• What the exercise asks:
Count the lines in the records below that contain the word "this", and give only that number.

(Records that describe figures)
[Begin]

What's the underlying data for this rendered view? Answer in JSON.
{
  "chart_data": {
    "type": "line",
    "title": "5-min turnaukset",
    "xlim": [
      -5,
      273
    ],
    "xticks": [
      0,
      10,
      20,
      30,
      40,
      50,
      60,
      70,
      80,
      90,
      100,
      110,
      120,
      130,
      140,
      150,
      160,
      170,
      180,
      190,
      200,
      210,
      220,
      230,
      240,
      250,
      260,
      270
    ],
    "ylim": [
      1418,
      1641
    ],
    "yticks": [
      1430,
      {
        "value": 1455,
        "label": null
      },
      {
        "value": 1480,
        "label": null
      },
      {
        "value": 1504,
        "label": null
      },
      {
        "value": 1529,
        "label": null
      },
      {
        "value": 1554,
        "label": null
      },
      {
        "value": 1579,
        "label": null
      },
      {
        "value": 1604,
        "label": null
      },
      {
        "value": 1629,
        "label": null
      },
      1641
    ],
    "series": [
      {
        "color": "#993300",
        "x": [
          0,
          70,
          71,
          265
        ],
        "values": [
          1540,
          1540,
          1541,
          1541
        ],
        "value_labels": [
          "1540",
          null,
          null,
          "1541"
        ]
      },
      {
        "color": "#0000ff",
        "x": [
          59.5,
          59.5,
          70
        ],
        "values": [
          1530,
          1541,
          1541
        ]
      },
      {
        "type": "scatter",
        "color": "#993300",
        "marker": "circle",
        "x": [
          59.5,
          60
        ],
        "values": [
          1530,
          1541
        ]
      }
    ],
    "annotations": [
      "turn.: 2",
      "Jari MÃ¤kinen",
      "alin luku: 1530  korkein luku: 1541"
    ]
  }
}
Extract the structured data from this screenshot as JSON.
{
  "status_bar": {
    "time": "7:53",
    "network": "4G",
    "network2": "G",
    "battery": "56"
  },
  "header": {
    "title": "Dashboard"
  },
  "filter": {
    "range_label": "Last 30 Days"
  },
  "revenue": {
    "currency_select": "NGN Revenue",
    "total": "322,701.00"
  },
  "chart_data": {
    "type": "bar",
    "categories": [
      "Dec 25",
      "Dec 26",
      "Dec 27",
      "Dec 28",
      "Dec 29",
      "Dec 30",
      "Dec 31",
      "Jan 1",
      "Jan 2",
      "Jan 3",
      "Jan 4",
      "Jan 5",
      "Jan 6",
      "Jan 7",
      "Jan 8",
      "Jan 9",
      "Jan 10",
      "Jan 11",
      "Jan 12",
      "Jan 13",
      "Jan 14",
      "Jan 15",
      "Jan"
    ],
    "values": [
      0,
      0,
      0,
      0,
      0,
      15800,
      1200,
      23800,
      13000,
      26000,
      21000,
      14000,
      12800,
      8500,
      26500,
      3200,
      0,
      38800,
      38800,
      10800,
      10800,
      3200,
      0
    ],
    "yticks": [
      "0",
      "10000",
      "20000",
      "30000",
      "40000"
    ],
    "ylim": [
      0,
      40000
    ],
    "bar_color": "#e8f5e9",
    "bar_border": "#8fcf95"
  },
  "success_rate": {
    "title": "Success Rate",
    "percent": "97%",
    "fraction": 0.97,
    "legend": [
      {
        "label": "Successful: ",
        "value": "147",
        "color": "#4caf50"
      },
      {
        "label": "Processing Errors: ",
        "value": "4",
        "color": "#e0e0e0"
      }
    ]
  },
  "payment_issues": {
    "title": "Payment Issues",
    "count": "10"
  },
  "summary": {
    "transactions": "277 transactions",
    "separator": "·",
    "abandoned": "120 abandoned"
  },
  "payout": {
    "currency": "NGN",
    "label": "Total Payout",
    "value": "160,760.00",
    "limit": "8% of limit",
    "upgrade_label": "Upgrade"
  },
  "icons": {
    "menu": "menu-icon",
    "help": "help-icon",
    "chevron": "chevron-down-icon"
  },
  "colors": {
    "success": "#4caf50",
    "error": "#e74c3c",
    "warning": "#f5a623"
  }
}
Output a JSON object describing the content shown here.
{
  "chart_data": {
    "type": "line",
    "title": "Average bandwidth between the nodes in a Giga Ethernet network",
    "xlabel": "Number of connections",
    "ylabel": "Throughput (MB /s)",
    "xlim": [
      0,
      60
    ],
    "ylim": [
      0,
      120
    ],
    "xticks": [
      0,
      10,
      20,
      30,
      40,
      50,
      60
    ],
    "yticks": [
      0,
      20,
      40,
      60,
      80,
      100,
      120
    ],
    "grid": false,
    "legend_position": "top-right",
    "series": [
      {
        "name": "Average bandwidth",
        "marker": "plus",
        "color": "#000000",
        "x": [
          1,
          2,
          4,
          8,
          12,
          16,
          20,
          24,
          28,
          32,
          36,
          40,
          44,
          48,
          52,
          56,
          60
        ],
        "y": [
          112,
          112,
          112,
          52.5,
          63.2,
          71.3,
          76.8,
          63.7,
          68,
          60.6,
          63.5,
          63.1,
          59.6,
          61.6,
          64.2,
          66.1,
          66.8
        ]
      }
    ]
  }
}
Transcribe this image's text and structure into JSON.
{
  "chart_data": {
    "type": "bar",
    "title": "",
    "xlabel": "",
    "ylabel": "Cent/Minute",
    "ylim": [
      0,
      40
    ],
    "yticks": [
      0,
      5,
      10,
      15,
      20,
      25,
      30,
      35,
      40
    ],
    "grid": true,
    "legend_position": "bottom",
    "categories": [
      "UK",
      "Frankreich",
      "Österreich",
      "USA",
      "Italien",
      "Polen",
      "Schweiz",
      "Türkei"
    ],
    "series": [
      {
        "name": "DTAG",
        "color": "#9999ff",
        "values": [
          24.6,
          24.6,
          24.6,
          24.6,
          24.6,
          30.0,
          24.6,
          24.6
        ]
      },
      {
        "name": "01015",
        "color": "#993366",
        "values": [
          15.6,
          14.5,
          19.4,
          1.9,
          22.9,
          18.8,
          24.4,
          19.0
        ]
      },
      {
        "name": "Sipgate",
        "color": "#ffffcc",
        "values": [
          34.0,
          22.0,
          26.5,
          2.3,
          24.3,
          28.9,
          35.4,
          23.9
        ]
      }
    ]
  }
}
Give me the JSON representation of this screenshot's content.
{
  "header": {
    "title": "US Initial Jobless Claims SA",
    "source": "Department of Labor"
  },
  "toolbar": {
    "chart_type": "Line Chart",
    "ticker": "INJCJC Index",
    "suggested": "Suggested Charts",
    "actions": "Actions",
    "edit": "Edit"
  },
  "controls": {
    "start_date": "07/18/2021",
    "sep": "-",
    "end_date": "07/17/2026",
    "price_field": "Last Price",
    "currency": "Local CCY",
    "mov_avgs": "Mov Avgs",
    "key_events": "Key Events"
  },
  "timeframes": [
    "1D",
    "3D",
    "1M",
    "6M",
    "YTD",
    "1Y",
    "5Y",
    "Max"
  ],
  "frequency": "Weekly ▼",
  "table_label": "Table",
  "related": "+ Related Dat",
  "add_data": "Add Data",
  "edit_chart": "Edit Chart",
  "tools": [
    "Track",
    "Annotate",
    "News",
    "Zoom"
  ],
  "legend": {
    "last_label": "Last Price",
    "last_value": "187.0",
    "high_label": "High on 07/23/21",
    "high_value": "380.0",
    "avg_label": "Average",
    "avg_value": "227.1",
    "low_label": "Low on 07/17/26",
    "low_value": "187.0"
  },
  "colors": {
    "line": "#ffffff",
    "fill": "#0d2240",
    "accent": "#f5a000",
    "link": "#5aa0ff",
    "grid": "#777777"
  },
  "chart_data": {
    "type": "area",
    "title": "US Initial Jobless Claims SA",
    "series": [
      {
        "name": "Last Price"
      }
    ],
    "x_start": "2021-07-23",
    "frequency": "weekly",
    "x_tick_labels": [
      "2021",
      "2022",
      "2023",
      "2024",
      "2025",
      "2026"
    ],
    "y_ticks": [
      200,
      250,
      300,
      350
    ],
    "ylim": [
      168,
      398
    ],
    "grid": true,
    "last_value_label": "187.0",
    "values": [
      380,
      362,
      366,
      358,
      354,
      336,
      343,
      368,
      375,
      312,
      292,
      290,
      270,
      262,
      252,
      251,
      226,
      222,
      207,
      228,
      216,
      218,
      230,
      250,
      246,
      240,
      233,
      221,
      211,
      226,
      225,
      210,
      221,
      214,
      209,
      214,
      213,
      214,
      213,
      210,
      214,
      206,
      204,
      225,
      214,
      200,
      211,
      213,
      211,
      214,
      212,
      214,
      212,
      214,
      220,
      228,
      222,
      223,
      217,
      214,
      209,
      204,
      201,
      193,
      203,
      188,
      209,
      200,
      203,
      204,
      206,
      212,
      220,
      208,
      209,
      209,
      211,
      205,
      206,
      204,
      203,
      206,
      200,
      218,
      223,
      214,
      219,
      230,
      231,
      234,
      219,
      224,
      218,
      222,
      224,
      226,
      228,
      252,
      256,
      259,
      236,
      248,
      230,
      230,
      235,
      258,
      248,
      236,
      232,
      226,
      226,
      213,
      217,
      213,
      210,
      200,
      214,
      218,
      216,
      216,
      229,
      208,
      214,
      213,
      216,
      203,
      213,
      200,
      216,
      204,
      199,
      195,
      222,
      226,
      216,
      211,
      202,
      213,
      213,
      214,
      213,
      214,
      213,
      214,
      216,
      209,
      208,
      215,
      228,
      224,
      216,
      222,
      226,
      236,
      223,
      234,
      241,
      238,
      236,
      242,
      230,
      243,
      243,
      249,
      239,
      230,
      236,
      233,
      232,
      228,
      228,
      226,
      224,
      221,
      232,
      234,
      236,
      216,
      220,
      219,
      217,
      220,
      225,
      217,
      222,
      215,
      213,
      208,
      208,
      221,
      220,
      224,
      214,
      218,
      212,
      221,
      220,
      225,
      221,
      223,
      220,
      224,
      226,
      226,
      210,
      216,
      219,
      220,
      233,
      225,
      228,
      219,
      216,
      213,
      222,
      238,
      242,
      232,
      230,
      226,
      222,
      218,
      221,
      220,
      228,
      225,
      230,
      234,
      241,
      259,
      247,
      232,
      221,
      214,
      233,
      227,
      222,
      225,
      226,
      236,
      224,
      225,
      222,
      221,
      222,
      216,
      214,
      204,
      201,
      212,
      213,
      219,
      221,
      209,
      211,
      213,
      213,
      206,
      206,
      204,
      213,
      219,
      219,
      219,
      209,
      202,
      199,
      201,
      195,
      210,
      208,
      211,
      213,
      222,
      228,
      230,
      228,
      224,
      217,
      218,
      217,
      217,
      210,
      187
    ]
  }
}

[End]

• Exercise solution:
4